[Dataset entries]
+-------+
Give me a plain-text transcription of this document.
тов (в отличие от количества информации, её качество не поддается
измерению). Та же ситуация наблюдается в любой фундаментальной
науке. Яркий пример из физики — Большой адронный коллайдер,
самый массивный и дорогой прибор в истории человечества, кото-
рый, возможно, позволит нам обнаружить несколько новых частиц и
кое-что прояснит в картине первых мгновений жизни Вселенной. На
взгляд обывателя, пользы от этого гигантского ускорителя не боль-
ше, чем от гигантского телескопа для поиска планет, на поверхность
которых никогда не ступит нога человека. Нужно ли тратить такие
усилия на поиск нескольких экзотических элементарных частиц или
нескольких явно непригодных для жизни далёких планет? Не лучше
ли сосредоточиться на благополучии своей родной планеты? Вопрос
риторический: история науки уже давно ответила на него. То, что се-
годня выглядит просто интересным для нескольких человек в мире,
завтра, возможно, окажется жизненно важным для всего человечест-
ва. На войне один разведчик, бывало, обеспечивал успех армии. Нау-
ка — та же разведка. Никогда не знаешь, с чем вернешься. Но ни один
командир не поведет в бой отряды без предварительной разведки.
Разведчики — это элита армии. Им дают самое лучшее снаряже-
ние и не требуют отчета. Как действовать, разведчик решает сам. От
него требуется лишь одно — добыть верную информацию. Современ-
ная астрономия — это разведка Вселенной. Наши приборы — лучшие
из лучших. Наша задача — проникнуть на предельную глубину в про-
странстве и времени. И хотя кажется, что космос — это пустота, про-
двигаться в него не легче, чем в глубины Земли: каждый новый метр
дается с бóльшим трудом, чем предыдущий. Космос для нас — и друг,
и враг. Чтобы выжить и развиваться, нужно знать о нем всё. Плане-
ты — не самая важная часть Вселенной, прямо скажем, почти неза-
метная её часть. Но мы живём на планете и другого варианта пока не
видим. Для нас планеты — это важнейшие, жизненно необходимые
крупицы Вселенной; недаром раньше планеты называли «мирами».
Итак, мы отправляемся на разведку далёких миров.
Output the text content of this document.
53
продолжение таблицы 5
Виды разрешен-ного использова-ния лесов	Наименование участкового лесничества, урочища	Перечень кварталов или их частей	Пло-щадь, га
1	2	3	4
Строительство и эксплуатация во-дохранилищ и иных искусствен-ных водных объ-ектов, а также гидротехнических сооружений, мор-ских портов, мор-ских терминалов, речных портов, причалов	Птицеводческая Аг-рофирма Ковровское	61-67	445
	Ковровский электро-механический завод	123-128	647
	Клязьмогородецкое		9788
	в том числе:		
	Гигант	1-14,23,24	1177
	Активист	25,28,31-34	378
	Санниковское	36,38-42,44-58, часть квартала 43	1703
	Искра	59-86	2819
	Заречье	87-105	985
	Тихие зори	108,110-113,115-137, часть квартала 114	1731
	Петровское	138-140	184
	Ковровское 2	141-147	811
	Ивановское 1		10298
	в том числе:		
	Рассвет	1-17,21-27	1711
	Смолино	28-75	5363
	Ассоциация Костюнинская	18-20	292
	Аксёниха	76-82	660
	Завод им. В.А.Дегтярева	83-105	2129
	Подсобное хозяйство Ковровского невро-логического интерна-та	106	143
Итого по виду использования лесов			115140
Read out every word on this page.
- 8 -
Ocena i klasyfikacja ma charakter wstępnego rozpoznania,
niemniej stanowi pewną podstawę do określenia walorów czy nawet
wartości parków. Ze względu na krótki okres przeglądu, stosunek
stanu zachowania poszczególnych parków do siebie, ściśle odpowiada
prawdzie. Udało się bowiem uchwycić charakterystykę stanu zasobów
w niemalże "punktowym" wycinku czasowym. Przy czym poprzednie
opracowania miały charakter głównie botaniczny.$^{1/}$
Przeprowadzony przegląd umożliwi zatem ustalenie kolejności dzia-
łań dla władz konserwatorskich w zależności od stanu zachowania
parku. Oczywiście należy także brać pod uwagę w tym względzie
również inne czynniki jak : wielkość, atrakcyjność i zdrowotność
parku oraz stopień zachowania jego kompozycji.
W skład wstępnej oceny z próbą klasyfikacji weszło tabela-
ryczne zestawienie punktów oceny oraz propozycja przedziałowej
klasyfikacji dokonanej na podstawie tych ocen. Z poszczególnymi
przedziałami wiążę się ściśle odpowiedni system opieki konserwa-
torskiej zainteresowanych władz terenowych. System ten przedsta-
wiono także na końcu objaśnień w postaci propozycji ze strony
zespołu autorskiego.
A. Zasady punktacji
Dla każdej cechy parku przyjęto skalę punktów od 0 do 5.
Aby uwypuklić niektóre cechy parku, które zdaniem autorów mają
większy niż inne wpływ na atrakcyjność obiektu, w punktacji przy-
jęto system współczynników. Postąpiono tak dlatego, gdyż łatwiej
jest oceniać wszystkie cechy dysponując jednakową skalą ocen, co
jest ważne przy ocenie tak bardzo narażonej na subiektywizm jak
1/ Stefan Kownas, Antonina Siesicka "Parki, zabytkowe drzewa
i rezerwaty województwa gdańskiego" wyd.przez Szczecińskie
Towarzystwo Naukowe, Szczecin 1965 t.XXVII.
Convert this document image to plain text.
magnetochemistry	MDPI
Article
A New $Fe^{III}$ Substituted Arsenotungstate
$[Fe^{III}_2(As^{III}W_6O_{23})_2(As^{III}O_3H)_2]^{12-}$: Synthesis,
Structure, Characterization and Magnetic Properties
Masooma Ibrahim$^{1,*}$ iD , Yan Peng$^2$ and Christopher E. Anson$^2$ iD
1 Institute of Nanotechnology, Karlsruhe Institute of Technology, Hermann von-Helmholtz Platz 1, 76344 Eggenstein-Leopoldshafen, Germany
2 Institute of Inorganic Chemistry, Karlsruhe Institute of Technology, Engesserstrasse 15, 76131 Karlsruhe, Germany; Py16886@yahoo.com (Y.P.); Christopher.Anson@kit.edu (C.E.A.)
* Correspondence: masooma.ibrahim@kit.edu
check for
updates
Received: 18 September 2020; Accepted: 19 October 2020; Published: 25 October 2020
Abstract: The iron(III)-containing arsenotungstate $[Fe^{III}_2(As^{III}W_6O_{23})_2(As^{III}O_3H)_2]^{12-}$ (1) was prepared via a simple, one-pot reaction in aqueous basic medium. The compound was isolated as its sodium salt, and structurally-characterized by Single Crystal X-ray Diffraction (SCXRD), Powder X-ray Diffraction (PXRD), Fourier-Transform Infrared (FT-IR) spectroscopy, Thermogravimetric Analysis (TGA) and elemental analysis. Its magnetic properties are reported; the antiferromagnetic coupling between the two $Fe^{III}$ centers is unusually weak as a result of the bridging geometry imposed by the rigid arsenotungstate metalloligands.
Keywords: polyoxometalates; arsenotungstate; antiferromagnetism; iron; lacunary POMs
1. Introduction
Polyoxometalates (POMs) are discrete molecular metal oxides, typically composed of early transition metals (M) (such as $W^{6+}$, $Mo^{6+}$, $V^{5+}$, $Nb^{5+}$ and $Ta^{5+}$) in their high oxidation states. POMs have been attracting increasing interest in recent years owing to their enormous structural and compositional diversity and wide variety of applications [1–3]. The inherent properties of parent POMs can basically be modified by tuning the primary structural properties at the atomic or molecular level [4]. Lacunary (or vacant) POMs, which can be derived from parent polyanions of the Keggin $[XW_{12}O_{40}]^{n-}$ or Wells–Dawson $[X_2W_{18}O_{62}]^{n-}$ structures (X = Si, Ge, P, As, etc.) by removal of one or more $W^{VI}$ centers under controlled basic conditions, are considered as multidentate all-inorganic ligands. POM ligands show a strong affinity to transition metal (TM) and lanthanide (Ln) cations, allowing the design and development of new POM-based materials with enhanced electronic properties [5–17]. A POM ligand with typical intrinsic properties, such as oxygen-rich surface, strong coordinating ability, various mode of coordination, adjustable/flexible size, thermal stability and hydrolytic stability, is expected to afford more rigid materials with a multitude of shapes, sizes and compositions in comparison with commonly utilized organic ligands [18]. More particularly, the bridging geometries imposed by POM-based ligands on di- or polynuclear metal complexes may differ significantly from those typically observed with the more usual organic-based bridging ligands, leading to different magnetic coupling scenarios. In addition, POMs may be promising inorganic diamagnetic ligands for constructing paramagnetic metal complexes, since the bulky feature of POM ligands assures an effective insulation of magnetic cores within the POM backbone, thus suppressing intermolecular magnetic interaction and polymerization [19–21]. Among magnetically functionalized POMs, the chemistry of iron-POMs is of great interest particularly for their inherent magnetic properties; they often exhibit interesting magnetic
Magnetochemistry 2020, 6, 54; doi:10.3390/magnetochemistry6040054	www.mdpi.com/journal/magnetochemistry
+-------+
- [Required task]:
Your answer should be a single number: the count of lines in the material above that contain "inne".

- [Solution to this problem]:
2